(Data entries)
(begin)
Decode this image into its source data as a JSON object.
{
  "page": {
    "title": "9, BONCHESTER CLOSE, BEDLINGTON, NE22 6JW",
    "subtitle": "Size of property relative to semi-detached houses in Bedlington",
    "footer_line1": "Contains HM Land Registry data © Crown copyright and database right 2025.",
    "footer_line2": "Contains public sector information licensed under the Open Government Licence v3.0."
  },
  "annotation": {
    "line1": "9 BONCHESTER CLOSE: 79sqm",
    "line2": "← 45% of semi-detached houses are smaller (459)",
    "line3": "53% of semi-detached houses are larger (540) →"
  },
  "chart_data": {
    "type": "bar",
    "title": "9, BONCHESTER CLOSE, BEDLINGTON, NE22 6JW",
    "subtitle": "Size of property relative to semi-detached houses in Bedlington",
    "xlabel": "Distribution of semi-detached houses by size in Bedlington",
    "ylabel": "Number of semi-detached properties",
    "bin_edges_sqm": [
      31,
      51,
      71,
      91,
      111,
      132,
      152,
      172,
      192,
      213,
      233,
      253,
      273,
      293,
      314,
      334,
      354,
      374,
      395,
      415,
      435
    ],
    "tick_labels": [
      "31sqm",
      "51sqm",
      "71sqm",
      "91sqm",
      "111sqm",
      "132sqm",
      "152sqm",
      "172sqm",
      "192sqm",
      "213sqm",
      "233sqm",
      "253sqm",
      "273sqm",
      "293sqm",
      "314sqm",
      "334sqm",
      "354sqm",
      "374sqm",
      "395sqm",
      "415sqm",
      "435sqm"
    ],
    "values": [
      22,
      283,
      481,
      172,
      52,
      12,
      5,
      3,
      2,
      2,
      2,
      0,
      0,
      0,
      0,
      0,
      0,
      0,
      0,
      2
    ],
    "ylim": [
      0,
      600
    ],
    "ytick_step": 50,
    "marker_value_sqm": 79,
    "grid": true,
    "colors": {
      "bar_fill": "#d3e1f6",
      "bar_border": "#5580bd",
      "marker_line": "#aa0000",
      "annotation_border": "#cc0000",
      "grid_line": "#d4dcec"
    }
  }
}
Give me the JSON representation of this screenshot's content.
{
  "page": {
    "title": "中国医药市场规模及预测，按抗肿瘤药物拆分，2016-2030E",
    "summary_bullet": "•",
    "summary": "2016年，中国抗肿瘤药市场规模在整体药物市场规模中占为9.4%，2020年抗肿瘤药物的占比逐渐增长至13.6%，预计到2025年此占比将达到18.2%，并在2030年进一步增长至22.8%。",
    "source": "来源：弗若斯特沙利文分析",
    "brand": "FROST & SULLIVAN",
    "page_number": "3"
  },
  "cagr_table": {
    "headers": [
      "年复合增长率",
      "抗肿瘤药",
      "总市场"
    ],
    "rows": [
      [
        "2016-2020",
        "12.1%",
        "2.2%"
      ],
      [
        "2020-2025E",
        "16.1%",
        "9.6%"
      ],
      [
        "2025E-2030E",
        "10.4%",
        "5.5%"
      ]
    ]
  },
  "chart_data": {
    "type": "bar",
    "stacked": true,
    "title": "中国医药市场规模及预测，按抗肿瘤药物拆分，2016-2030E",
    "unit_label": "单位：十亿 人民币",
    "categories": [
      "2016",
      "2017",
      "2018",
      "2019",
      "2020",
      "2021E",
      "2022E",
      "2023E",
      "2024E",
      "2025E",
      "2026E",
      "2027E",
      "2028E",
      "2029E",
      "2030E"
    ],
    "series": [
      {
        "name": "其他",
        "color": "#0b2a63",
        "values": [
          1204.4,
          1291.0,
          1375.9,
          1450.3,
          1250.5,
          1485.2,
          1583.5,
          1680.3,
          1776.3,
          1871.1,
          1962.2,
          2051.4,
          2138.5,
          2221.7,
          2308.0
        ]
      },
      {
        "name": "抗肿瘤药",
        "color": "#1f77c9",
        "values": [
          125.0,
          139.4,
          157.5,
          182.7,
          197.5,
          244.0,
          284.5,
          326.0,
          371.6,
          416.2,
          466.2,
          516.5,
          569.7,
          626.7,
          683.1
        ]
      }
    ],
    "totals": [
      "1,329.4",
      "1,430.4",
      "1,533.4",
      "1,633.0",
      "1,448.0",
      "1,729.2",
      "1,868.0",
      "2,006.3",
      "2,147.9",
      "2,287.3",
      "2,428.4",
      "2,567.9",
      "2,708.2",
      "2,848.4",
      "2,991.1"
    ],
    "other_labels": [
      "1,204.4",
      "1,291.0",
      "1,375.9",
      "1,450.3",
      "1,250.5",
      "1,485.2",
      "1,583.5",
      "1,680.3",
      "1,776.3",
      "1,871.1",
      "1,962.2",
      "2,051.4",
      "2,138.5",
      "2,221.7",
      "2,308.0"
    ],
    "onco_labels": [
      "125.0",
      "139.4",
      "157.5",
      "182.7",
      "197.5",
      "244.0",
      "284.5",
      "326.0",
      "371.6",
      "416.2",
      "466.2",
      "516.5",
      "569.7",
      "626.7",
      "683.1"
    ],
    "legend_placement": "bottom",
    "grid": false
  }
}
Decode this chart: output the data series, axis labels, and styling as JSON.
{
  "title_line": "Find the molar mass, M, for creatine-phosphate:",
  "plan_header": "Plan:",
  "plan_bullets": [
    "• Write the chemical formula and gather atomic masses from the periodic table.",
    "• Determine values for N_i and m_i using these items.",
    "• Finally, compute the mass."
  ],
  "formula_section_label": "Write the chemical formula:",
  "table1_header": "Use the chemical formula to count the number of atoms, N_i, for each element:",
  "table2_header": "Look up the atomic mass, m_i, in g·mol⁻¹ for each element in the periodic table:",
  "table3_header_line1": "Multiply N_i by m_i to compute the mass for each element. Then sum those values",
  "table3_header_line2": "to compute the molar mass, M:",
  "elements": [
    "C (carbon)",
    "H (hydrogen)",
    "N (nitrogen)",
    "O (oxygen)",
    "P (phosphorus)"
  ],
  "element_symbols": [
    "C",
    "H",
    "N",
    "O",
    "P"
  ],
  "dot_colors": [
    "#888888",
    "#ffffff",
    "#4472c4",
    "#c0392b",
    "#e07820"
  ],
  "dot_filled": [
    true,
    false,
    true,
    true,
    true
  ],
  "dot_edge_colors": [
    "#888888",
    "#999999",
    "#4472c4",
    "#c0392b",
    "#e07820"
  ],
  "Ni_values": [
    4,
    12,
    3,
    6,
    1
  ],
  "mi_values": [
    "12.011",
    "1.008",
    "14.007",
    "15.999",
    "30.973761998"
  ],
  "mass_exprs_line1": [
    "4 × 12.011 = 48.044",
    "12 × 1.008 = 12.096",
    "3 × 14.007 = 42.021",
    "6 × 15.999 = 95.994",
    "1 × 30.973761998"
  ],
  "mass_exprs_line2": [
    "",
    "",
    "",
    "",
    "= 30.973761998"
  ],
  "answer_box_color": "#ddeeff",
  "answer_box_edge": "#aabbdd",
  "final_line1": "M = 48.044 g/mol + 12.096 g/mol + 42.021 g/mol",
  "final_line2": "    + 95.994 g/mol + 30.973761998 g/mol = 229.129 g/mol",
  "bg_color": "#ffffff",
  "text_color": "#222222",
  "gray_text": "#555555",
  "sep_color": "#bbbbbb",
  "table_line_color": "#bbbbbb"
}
(end)
Problem details:
Extract all lines that hold the word "compute".

Finished task:
    "• Finally, compute the mass."
  "table3_header_line1": "Multiply N_i by m_i to compute the mass for each element. Then sum those values",
  "table3_header_line2": "to compute the molar mass, M:",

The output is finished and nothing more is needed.